* [WHAT TO WORK ON] Find the lines that hold the word "TUTTI" and return them.

* [STORED ROWS]

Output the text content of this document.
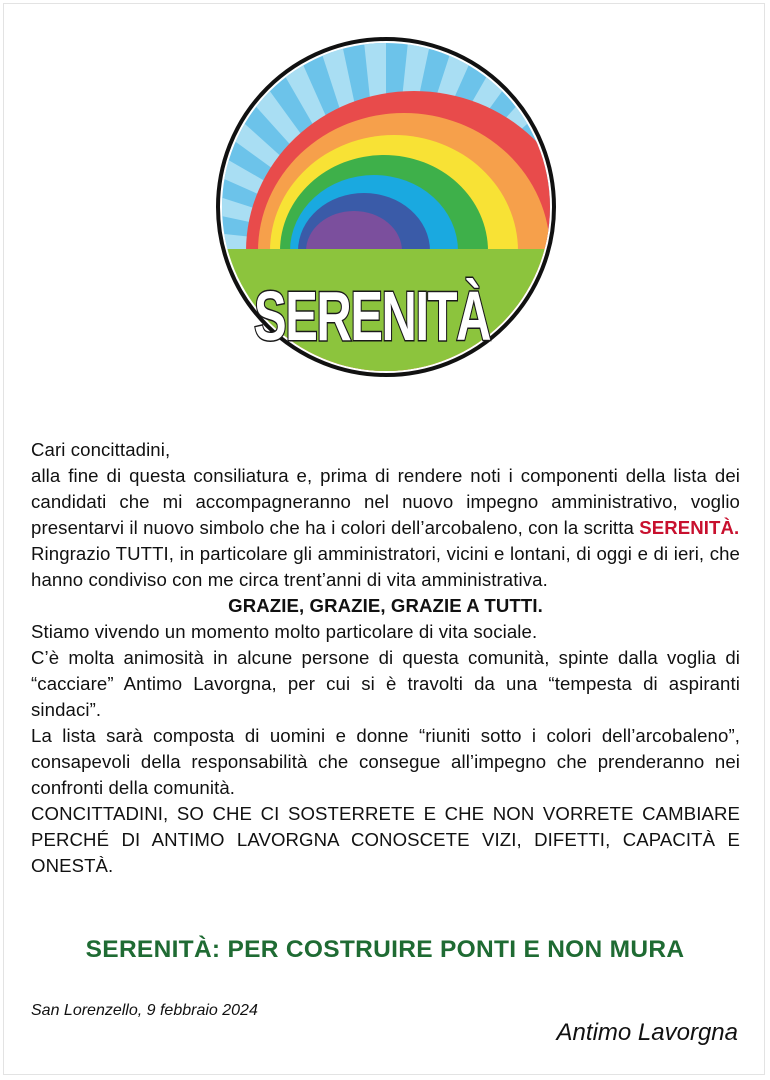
SERENITÀ

Cari concittadini,

alla fine di questa consiliatura e, prima di rendere noti i componenti della lista dei candidati che mi accompagneranno nel nuovo impegno amministrativo, voglio presentarvi il nuovo simbolo che ha i colori dell’arcobaleno, con la scritta SERENITÀ.

Ringrazio TUTTI, in particolare gli amministratori, vicini e lontani, di oggi e di ieri, che hanno condiviso con me circa trent’anni di vita amministrativa.

GRAZIE, GRAZIE, GRAZIE A TUTTI.

Stiamo vivendo un momento molto particolare di vita sociale.

C’è molta animosità in alcune persone di questa comunità, spinte dalla voglia di “cacciare” Antimo Lavorgna, per cui si è travolti da una “tempesta di aspiranti sindaci”.

La lista sarà composta di uomini e donne “riuniti sotto i colori dell’arcobaleno”, consapevoli della responsabilità che consegue all’impegno che prenderanno nei confronti della comunità.

CONCITTADINI, SO CHE CI SOSTERRETE E CHE NON VORRETE CAMBIARE PERCHÉ DI ANTIMO LAVORGNA CONOSCETE VIZI, DIFETTI, CAPACITÀ E ONESTÀ.

SERENITÀ: PER COSTRUIRE PONTI E NON MURA
San Lorenzello, 9 febbraio 2024
Antimo Lavorgna
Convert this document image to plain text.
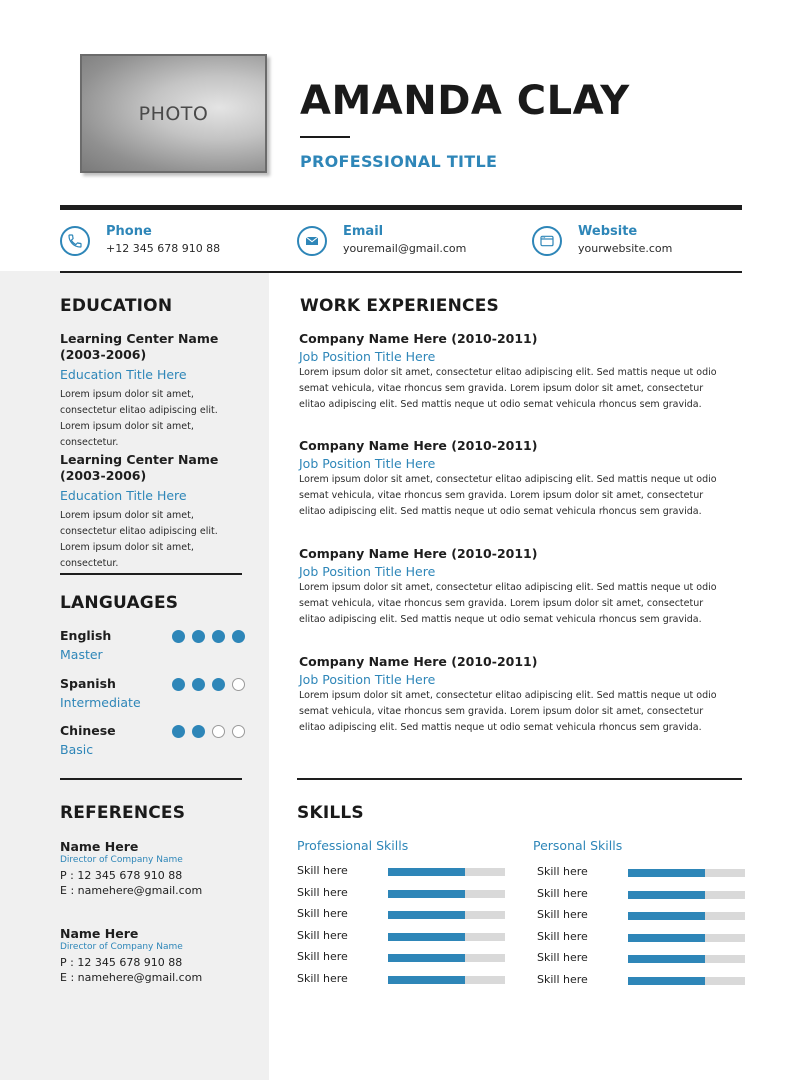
PHOTO AMANDA CLAY
PROFESSIONAL TITLE
Phone
+12 345 678 910 88
Email
youremail@gmail.com
Website
yourwebsite.com
EDUCATION
Learning Center Name (2003-2006)
Education Title Here
Lorem ipsum dolor sit amet, consectetur elitao adipiscing elit. Lorem ipsum dolor sit amet, consectetur.
Learning Center Name (2003-2006)
Education Title Here
Lorem ipsum dolor sit amet, consectetur elitao adipiscing elit. Lorem ipsum dolor sit amet, consectetur.
LANGUAGES
English
Master
Spanish
Intermediate
Chinese
Basic
REFERENCES
Name Here
Director of Company Name
P : 12 345 678 910 88
E : namehere@gmail.com
Name Here
Director of Company Name
P : 12 345 678 910 88
E : namehere@gmail.com
WORK EXPERIENCES
Company Name Here (2010-2011)
Job Position Title Here
Lorem ipsum dolor sit amet, consectetur elitao adipiscing elit. Sed mattis neque ut odio semat vehicula, vitae rhoncus sem gravida. Lorem ipsum dolor sit amet, consectetur elitao adipiscing elit. Sed mattis neque ut odio semat vehicula rhoncus sem gravida.
Company Name Here (2010-2011)
Job Position Title Here
Lorem ipsum dolor sit amet, consectetur elitao adipiscing elit. Sed mattis neque ut odio semat vehicula, vitae rhoncus sem gravida. Lorem ipsum dolor sit amet, consectetur elitao adipiscing elit. Sed mattis neque ut odio semat vehicula rhoncus sem gravida.
Company Name Here (2010-2011)
Job Position Title Here
Lorem ipsum dolor sit amet, consectetur elitao adipiscing elit. Sed mattis neque ut odio semat vehicula, vitae rhoncus sem gravida. Lorem ipsum dolor sit amet, consectetur elitao adipiscing elit. Sed mattis neque ut odio semat vehicula rhoncus sem gravida.
Company Name Here (2010-2011)
Job Position Title Here
Lorem ipsum dolor sit amet, consectetur elitao adipiscing elit. Sed mattis neque ut odio semat vehicula, vitae rhoncus sem gravida. Lorem ipsum dolor sit amet, consectetur elitao adipiscing elit. Sed mattis neque ut odio semat vehicula rhoncus sem gravida.
SKILLS
Professional Skills	Personal Skills
Skill here
Skill here
Skill here
Skill here
Skill here
Skill here
Skill here
Skill here
Skill here
Skill here
Skill here
Skill here
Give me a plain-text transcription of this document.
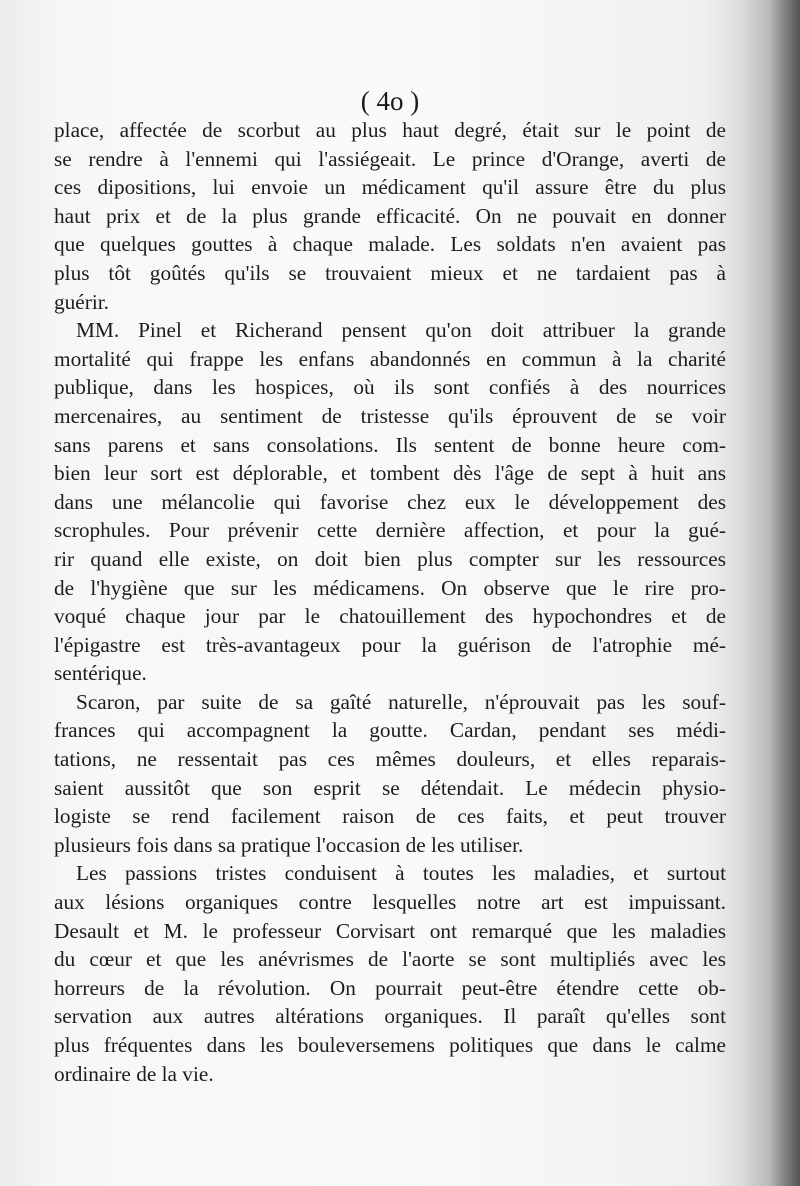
( 4o )
place, affectée de scorbut au plus haut degré, était sur le point de
se rendre à l'ennemi qui l'assiégeait. Le prince d'Orange, averti de
ces dipositions, lui envoie un médicament qu'il assure être du plus
haut prix et de la plus grande efficacité. On ne pouvait en donner
que quelques gouttes à chaque malade. Les soldats n'en avaient pas
plus tôt goûtés qu'ils se trouvaient mieux et ne tardaient pas à
guérir.
MM. Pinel et Richerand pensent qu'on doit attribuer la grande
mortalité qui frappe les enfans abandonnés en commun à la charité
publique, dans les hospices, où ils sont confiés à des nourrices
mercenaires, au sentiment de tristesse qu'ils éprouvent de se voir
sans parens et sans consolations. Ils sentent de bonne heure com-
bien leur sort est déplorable, et tombent dès l'âge de sept à huit ans
dans une mélancolie qui favorise chez eux le développement des
scrophules. Pour prévenir cette dernière affection, et pour la gué-
rir quand elle existe, on doit bien plus compter sur les ressources
de l'hygiène que sur les médicamens. On observe que le rire pro-
voqué chaque jour par le chatouillement des hypochondres et de
l'épigastre est très-avantageux pour la guérison de l'atrophie mé-
sentérique.
Scaron, par suite de sa gaîté naturelle, n'éprouvait pas les souf-
frances qui accompagnent la goutte. Cardan, pendant ses médi-
tations, ne ressentait pas ces mêmes douleurs, et elles reparais-
saient aussitôt que son esprit se détendait. Le médecin physio-
logiste se rend facilement raison de ces faits, et peut trouver
plusieurs fois dans sa pratique l'occasion de les utiliser.
Les passions tristes conduisent à toutes les maladies, et surtout
aux lésions organiques contre lesquelles notre art est impuissant.
Desault et M. le professeur Corvisart ont remarqué que les maladies
du cœur et que les anévrismes de l'aorte se sont multipliés avec les
horreurs de la révolution. On pourrait peut-être étendre cette ob-
servation aux autres altérations organiques. Il paraît qu'elles sont
plus fréquentes dans les bouleversemens politiques que dans le calme
ordinaire de la vie.
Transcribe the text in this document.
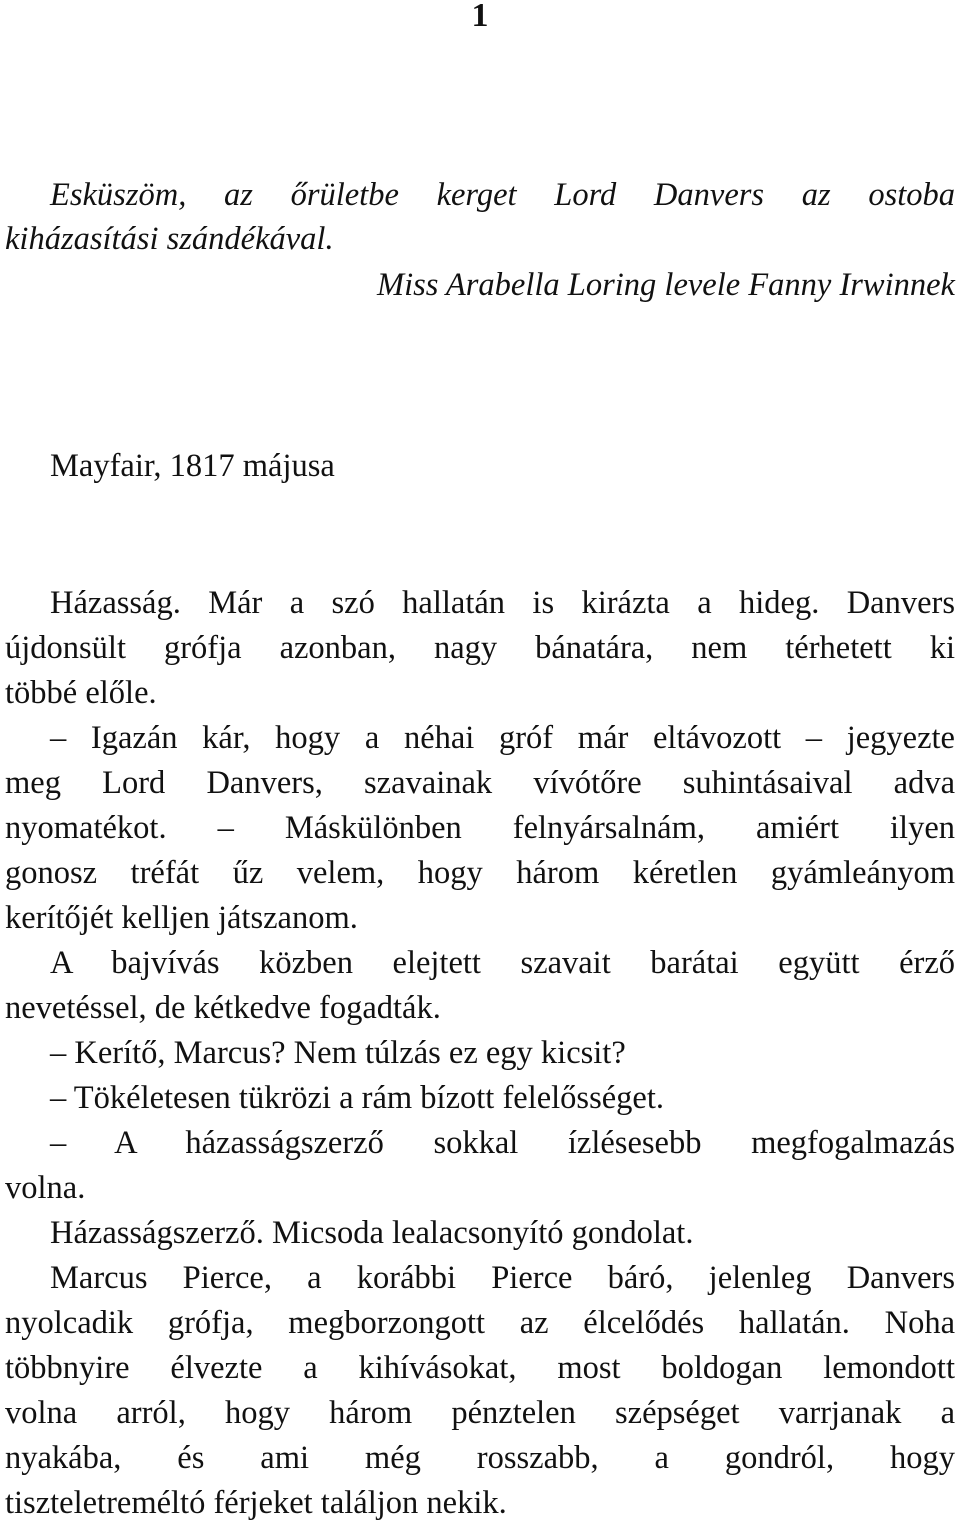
1
Esküszöm, az őrületbe kerget Lord Danvers az ostoba
kiházasítási szándékával.
Miss Arabella Loring levele Fanny Irwinnek
Mayfair, 1817 májusa
Házasság. Már a szó hallatán is kirázta a hideg. Danvers
újdonsült grófja azonban, nagy bánatára, nem térhetett ki
többé előle.
– Igazán kár, hogy a néhai gróf már eltávozott – jegyezte
meg Lord Danvers, szavainak vívótőre suhintásaival adva
nyomatékot. – Máskülönben felnyársalnám, amiért ilyen
gonosz tréfát űz velem, hogy három kéretlen gyámleányom
kerítőjét kelljen játszanom.
A bajvívás közben elejtett szavait barátai együtt érző
nevetéssel, de kétkedve fogadták.
– Kerítő, Marcus? Nem túlzás ez egy kicsit?
– Tökéletesen tükrözi a rám bízott felelősséget.
– A házasságszerző sokkal ízlésesebb megfogalmazás
volna.
Házasságszerző. Micsoda lealacsonyító gondolat.
Marcus Pierce, a korábbi Pierce báró, jelenleg Danvers
nyolcadik grófja, megborzongott az élcelődés hallatán. Noha
többnyire élvezte a kihívásokat, most boldogan lemondott
volna arról, hogy három pénztelen szépséget varrjanak a
nyakába, és ami még rosszabb, a gondról, hogy
tiszteletreméltó férjeket találjon nekik.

* [RESPONSE]
Ringrazio TUTTI, in particolare gli amministratori, vicini e lontani, di oggi e di ieri, che hanno condiviso con me circa trent’anni di vita amministrativa.
GRAZIE, GRAZIE, GRAZIE A TUTTI.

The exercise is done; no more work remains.